=== RECORDS SHOWN ===

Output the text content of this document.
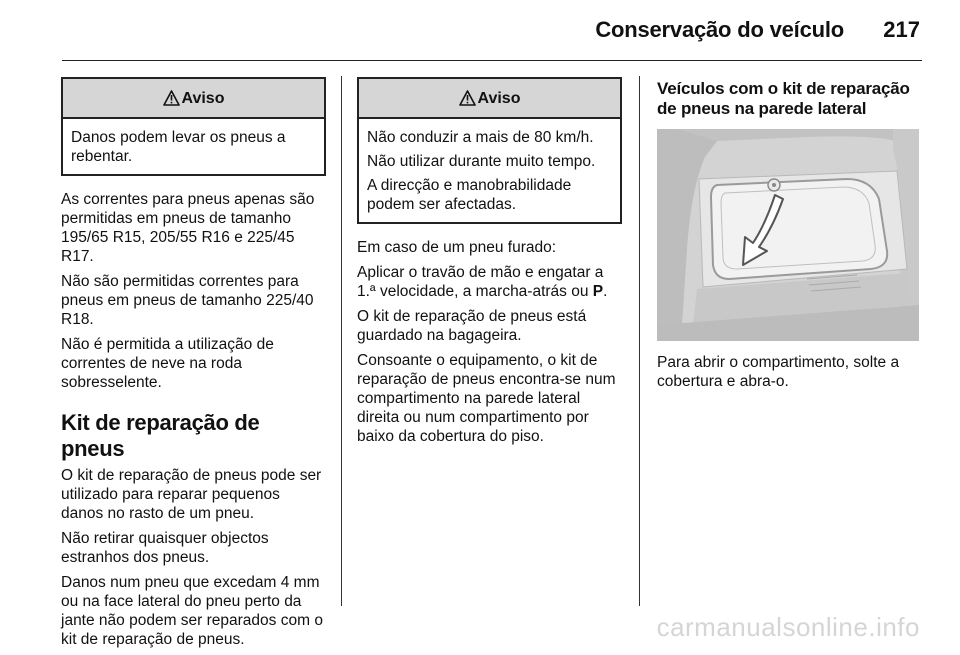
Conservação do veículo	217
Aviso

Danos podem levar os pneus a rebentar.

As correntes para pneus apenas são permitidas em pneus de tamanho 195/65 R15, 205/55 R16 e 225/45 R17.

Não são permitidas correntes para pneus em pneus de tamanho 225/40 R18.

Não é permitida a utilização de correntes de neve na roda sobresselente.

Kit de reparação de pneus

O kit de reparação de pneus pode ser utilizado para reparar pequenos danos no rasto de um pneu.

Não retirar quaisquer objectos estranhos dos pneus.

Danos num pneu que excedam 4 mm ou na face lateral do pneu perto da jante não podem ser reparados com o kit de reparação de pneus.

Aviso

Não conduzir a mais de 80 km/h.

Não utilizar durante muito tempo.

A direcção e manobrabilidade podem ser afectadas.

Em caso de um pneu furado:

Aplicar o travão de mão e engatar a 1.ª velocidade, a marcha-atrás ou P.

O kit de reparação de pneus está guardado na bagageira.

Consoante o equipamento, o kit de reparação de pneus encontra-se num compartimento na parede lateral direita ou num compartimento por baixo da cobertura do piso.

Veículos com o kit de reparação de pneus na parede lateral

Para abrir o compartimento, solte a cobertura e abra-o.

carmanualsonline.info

===

Omit the pictures, then quote the rest of the material above exactly.

Output the text content of this document.
Conservação do veículo	217
Aviso

Danos podem levar os pneus a rebentar.

As correntes para pneus apenas são permitidas em pneus de tamanho 195/65 R15, 205/55 R16 e 225/45 R17.

Não são permitidas correntes para pneus em pneus de tamanho 225/40 R18.

Não é permitida a utilização de correntes de neve na roda sobresselente.

Kit de reparação de pneus

O kit de reparação de pneus pode ser utilizado para reparar pequenos danos no rasto de um pneu.

Não retirar quaisquer objectos estranhos dos pneus.

Danos num pneu que excedam 4 mm ou na face lateral do pneu perto da jante não podem ser reparados com o kit de reparação de pneus.

Aviso

Não conduzir a mais de 80 km/h.

Não utilizar durante muito tempo.

A direcção e manobrabilidade podem ser afectadas.

Em caso de um pneu furado:

Aplicar o travão de mão e engatar a 1.ª velocidade, a marcha-atrás ou P.

O kit de reparação de pneus está guardado na bagageira.

Consoante o equipamento, o kit de reparação de pneus encontra-se num compartimento na parede lateral direita ou num compartimento por baixo da cobertura do piso.

Veículos com o kit de reparação de pneus na parede lateral

Para abrir o compartimento, solte a cobertura e abra-o.

carmanualsonline.info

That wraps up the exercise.